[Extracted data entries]
[Begin]
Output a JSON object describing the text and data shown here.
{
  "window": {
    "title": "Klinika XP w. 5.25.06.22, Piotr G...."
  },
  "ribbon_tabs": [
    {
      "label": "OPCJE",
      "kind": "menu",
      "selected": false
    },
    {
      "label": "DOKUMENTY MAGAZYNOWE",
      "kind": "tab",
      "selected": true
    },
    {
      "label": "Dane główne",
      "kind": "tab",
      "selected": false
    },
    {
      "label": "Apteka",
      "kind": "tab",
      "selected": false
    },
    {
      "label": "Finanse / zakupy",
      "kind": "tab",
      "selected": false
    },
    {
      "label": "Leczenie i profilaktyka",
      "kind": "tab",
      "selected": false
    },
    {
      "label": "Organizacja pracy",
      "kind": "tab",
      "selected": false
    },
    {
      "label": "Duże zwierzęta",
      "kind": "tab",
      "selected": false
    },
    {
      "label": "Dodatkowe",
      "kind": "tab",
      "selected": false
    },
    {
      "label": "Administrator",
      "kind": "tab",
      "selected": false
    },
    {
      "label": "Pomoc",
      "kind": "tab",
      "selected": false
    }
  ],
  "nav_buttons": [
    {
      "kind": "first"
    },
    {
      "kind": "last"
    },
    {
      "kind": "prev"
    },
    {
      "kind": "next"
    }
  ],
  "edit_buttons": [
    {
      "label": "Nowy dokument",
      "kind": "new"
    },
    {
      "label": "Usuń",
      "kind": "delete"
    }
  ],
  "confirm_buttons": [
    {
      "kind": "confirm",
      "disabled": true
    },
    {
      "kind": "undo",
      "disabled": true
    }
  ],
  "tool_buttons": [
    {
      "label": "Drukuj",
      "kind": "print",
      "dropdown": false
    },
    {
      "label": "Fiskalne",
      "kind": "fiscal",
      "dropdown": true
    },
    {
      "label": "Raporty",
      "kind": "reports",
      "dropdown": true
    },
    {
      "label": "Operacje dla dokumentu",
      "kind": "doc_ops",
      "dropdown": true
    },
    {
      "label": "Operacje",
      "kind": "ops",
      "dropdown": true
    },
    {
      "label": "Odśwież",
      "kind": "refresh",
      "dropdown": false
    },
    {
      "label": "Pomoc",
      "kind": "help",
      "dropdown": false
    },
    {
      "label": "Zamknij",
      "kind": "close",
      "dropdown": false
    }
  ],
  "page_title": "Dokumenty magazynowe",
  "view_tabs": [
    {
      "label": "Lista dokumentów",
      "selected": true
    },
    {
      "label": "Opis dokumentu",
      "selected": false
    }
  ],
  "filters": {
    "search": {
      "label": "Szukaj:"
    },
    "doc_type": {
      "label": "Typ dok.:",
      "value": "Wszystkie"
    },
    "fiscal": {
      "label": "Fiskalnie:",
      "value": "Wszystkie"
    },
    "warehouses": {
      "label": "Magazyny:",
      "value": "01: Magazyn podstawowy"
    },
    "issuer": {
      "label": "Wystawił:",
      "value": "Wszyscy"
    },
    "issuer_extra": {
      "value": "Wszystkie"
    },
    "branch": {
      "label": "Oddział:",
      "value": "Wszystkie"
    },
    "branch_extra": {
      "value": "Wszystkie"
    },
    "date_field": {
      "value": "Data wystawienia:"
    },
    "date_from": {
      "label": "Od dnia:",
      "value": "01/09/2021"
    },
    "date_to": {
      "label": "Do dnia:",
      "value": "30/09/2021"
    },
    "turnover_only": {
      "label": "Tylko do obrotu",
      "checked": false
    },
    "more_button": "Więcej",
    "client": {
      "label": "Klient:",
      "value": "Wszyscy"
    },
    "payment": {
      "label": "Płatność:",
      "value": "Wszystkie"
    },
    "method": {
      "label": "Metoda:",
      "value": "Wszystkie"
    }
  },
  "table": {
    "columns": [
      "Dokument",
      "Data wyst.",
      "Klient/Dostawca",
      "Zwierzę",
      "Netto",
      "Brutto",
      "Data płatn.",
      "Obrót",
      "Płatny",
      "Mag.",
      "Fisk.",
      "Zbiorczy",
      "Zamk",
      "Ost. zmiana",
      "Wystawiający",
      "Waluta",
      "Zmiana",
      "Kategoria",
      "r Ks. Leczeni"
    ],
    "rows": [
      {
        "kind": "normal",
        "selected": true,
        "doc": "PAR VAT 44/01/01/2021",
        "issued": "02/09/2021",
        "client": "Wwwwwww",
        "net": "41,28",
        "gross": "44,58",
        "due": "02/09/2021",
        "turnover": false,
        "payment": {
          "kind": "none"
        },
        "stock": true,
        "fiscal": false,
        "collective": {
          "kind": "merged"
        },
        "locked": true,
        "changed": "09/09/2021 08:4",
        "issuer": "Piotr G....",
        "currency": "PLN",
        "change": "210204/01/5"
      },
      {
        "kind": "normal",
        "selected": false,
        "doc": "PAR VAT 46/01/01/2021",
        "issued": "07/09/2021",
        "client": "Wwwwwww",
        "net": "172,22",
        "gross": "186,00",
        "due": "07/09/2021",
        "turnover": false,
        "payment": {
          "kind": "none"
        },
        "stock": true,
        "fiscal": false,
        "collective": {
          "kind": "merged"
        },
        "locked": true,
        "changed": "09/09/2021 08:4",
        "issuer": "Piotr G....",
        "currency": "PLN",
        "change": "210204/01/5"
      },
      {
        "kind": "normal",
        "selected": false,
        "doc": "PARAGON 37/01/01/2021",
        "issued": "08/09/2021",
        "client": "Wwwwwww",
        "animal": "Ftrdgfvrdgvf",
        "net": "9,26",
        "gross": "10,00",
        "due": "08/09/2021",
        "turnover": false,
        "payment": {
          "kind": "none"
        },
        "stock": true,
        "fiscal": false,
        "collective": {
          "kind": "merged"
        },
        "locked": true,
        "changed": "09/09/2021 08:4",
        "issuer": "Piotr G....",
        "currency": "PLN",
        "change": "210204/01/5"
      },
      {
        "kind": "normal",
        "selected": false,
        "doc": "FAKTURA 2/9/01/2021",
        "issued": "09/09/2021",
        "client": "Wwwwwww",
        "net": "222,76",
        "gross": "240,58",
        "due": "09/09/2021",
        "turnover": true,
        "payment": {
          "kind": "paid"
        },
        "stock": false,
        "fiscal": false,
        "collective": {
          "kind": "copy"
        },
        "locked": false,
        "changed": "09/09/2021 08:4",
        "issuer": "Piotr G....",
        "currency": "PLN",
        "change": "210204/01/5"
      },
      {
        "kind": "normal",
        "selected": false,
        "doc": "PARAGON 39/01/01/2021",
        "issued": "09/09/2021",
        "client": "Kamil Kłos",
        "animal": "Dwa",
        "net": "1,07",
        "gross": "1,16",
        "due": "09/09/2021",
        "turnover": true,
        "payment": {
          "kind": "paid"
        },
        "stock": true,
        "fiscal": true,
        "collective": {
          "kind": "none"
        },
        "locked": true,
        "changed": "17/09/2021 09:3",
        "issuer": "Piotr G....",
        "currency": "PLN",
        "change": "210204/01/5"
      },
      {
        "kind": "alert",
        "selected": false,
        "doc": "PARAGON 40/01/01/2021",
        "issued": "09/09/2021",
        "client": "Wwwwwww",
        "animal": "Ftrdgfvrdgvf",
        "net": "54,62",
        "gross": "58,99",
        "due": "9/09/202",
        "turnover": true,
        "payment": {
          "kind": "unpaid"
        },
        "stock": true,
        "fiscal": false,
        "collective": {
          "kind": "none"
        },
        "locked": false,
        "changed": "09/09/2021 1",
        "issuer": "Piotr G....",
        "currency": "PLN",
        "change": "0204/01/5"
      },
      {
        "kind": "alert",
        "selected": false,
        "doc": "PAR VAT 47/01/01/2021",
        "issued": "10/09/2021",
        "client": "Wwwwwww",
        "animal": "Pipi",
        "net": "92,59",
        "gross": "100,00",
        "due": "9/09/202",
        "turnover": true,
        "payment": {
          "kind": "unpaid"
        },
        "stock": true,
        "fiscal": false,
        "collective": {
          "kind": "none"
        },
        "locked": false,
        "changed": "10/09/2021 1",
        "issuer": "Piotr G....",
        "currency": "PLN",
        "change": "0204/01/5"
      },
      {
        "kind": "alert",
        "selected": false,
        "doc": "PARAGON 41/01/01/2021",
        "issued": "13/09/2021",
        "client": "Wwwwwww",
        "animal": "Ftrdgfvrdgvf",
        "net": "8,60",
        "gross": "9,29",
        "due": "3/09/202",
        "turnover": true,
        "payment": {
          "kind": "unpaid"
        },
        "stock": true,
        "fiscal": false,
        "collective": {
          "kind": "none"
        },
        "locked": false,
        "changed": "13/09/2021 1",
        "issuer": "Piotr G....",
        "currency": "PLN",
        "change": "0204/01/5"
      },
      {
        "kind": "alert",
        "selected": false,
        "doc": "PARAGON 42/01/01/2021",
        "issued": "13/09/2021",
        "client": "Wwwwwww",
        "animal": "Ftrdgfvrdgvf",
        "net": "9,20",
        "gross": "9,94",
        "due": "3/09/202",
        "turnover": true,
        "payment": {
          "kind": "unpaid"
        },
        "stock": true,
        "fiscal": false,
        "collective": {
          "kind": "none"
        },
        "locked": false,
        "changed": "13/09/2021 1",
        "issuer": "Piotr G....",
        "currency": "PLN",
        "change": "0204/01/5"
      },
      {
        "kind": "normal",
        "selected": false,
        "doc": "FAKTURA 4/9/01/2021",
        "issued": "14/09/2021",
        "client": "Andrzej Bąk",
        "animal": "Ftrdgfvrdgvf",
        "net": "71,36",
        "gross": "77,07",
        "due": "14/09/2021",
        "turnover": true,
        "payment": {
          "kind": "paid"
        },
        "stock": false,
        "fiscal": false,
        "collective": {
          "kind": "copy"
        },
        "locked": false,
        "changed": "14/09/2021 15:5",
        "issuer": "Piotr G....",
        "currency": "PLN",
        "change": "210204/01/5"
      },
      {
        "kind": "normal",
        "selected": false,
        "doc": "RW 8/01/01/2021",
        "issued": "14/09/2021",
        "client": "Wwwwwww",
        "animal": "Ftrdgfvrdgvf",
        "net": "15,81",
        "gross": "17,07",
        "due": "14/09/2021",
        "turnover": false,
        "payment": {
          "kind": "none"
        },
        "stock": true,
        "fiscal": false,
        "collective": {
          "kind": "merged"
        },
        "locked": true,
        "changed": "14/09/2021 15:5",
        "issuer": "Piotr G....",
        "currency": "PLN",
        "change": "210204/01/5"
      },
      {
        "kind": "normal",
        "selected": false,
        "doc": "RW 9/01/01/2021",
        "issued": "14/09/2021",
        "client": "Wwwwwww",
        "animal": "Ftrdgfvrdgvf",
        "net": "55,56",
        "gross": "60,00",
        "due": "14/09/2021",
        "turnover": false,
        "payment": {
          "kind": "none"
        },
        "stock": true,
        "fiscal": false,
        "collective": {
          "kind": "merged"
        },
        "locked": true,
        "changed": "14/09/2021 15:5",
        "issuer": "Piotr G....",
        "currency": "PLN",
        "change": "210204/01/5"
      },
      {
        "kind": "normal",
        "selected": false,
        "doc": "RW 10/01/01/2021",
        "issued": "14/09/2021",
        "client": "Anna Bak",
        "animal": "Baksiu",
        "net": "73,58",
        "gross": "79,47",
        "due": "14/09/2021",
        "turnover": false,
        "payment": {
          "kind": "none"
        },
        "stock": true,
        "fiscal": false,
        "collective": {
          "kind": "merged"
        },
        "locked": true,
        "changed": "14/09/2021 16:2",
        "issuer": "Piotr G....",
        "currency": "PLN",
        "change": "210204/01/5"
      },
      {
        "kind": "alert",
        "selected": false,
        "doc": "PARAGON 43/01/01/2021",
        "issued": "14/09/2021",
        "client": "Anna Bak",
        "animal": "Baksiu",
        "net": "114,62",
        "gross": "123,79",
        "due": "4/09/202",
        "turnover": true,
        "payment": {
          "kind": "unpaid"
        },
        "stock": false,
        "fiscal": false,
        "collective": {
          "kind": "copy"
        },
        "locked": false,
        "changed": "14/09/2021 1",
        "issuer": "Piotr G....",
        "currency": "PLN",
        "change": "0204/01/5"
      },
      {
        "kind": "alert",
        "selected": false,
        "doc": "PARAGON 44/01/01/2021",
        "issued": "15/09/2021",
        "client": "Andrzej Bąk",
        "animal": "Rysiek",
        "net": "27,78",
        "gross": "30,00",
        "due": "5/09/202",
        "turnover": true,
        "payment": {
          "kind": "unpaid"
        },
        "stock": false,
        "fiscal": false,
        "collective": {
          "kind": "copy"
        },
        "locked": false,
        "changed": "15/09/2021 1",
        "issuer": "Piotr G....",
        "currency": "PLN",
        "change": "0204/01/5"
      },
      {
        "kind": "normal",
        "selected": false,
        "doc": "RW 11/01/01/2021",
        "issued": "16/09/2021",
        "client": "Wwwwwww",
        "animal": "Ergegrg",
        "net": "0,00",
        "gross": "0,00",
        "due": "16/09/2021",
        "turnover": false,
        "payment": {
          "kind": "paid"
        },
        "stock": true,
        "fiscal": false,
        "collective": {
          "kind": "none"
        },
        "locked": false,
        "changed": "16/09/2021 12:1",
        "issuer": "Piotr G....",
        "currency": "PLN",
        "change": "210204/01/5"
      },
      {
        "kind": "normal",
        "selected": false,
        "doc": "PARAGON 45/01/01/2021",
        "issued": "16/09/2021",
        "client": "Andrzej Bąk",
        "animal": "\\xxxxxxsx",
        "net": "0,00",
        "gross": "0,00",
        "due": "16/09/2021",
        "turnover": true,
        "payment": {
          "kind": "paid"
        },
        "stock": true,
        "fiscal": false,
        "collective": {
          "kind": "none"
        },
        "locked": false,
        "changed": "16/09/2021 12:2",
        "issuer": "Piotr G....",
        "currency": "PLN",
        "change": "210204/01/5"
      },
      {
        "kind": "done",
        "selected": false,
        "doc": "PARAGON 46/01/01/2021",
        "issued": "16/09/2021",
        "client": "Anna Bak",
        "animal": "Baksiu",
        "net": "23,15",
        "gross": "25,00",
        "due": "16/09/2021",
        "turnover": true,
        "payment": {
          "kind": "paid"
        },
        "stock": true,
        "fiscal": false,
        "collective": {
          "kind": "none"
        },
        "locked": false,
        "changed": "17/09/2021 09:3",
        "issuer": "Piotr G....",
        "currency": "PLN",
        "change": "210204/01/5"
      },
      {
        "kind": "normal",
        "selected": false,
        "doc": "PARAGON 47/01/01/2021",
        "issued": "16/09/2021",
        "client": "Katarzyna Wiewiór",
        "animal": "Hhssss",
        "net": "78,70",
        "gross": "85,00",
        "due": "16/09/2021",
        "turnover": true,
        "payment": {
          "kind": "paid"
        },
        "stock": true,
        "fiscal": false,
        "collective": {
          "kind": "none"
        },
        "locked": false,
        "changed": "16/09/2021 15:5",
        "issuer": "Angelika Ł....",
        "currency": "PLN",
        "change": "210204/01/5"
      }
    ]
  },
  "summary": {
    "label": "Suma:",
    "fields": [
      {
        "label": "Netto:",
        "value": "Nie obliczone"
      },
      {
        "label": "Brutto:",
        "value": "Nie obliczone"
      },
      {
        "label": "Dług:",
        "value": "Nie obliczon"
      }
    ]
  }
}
[End]
→ BRIEF:
Go through the listing above and locate each line that holds the word "dokumentu". Copy those lines.

→ THE RESPONSE:
      "label": "Operacje dla dokumentu",
      "label": "Opis dokumentu",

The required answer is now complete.